Brief:
Show all lines of the listing that hold the word "attorneys".

Supplied data:
-- Begin --

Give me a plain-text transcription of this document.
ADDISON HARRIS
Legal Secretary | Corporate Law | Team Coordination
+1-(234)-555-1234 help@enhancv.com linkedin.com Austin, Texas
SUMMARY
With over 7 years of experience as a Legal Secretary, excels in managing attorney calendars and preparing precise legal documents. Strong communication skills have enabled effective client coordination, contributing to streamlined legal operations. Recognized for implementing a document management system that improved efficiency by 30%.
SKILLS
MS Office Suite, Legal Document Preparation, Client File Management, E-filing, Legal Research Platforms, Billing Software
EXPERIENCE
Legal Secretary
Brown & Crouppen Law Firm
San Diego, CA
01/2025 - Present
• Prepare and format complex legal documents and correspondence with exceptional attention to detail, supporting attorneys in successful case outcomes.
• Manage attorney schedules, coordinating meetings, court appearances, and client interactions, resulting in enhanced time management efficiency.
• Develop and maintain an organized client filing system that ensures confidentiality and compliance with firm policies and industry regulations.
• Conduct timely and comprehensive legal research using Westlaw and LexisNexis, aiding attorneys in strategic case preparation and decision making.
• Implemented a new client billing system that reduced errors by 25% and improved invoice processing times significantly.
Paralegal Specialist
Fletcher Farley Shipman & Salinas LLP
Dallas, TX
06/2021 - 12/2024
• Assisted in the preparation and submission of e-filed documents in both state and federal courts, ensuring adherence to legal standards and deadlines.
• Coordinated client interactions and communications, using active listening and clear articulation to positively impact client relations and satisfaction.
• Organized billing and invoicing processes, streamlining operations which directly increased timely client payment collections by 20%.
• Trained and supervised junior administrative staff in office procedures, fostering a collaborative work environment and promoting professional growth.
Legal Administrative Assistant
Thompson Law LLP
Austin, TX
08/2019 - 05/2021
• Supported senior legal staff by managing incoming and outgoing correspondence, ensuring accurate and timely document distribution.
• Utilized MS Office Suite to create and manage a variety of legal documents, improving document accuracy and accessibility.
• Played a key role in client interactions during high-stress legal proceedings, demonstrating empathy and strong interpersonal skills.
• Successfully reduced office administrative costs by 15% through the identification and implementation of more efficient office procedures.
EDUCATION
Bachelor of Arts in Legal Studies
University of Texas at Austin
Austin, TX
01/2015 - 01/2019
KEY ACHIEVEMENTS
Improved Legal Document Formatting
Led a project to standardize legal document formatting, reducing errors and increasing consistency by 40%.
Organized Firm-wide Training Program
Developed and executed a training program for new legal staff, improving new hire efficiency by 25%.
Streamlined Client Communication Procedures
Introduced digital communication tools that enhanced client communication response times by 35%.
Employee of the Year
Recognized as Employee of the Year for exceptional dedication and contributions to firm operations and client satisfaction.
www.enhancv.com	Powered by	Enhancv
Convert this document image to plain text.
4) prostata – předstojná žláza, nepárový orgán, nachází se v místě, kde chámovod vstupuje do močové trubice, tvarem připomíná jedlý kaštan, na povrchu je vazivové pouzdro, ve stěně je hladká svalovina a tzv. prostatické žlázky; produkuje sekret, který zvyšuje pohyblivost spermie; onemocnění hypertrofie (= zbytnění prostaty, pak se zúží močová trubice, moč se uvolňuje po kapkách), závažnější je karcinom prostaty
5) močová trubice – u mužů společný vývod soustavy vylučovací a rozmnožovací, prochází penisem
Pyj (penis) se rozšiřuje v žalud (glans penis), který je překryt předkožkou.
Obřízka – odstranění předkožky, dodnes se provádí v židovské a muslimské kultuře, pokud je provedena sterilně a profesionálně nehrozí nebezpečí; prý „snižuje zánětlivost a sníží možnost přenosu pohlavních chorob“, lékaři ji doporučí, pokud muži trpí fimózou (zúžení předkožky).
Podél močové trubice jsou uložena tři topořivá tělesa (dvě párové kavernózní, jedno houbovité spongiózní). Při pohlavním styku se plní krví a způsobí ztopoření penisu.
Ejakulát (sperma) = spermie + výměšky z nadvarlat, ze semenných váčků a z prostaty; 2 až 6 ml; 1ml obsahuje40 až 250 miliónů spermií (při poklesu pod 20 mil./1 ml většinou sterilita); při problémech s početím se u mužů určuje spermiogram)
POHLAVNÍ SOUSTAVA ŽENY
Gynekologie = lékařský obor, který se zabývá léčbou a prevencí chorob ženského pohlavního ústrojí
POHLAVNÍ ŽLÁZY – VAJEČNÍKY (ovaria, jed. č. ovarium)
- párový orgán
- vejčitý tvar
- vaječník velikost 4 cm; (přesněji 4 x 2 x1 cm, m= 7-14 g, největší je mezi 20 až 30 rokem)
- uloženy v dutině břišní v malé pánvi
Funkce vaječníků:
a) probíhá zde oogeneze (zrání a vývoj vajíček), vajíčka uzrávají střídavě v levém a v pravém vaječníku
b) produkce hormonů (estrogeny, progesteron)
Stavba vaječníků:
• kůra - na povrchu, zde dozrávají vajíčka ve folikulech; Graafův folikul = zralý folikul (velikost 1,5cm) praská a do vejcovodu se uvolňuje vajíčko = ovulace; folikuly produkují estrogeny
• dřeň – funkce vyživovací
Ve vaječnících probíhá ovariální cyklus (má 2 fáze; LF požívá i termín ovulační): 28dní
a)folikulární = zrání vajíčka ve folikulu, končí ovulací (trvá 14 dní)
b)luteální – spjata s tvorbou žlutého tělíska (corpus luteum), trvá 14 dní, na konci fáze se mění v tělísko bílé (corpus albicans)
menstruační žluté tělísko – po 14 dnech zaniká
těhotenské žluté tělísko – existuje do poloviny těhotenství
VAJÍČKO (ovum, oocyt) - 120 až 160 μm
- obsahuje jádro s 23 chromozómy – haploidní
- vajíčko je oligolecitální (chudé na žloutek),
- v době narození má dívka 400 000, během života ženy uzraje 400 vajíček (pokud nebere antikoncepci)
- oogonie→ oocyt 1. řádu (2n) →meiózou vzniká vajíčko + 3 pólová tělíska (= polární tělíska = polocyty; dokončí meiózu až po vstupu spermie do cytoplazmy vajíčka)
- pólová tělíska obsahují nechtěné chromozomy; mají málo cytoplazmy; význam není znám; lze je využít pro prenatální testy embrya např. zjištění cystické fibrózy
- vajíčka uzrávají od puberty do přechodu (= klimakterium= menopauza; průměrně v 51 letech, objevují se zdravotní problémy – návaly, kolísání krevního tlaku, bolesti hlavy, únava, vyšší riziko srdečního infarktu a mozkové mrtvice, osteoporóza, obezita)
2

-- End --

Reply to the exercise:
• Prepare and format complex legal documents and correspondence with exceptional attention to detail, supporting attorneys in successful case outcomes.
• Conduct timely and comprehensive legal research using Westlaw and LexisNexis, aiding attorneys in strategic case preparation and decision making.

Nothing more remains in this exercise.